* [What is expected]: Pictures are not part of the copy; repeat everything else in the records exactly.

[begin Information given]

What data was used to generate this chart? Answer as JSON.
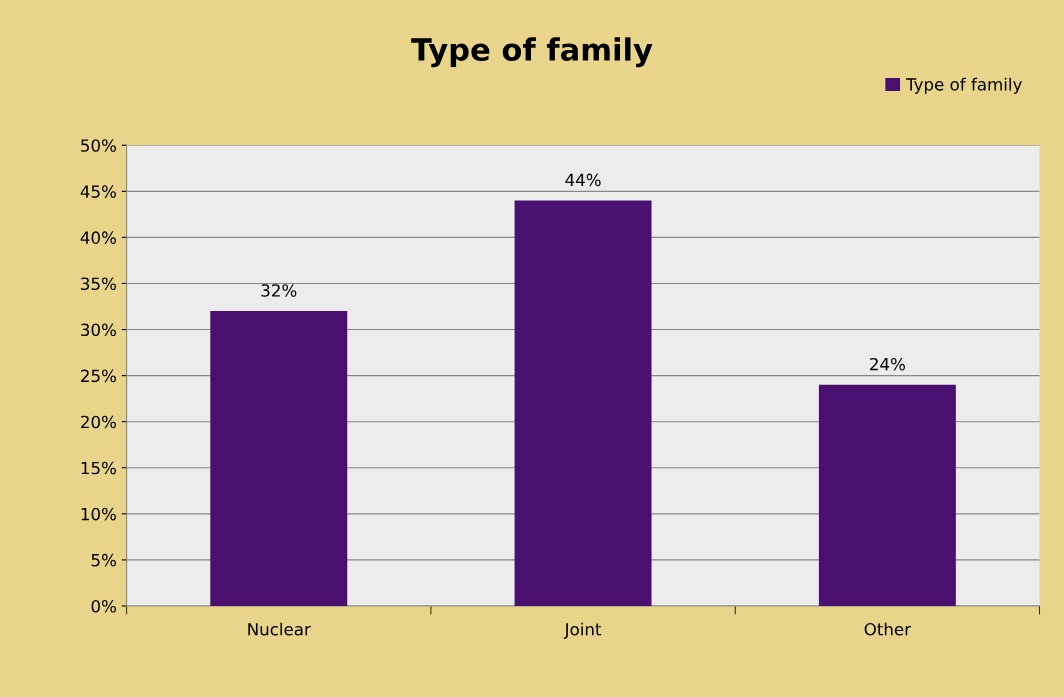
{
  "chart_data": {
    "type": "bar",
    "title": "Type of family",
    "categories": [
      "Nuclear",
      "Joint",
      "Other"
    ],
    "series": [
      {
        "name": "Type of family",
        "color": "#4a1070",
        "values": [
          32,
          44,
          24
        ],
        "value_labels": [
          "32%",
          "44%",
          "24%"
        ]
      }
    ],
    "ylim": [
      0,
      50
    ],
    "yticks": [
      {
        "value": 0,
        "label": "0%"
      },
      {
        "value": 5,
        "label": "5%"
      },
      {
        "value": 10,
        "label": "10%"
      },
      {
        "value": 15,
        "label": "15%"
      },
      {
        "value": 20,
        "label": "20%"
      },
      {
        "value": 25,
        "label": "25%"
      },
      {
        "value": 30,
        "label": "30%"
      },
      {
        "value": 35,
        "label": "35%"
      },
      {
        "value": 40,
        "label": "40%"
      },
      {
        "value": 45,
        "label": "45%"
      },
      {
        "value": 50,
        "label": "50%"
      }
    ],
    "grid": "y",
    "legend": "top right"
  }
}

[end Information given]

* [Exercise response]:
What data was used to generate this chart? Answer as JSON.
{
  "chart_data": {
    "type": "bar",
    "title": "Type of family",
    "categories": [
      "Nuclear",
      "Joint",
      "Other"
    ],
    "series": [
      {
        "name": "Type of family",
        "color": "#4a1070",
        "values": [
          32,
          44,
          24
        ],
        "value_labels": [
          "32%",
          "44%",
          "24%"
        ]
      }
    ],
    "ylim": [
      0,
      50
    ],
    "yticks": [
      {
        "value": 0,
        "label": "0%"
      },
      {
        "value": 5,
        "label": "5%"
      },
      {
        "value": 10,
        "label": "10%"
      },
      {
        "value": 15,
        "label": "15%"
      },
      {
        "value": 20,
        "label": "20%"
      },
      {
        "value": 25,
        "label": "25%"
      },
      {
        "value": 30,
        "label": "30%"
      },
      {
        "value": 35,
        "label": "35%"
      },
      {
        "value": 40,
        "label": "40%"
      },
      {
        "value": 45,
        "label": "45%"
      },
      {
        "value": 50,
        "label": "50%"
      }
    ],
    "grid": "y",
    "legend": "top right"
  }
}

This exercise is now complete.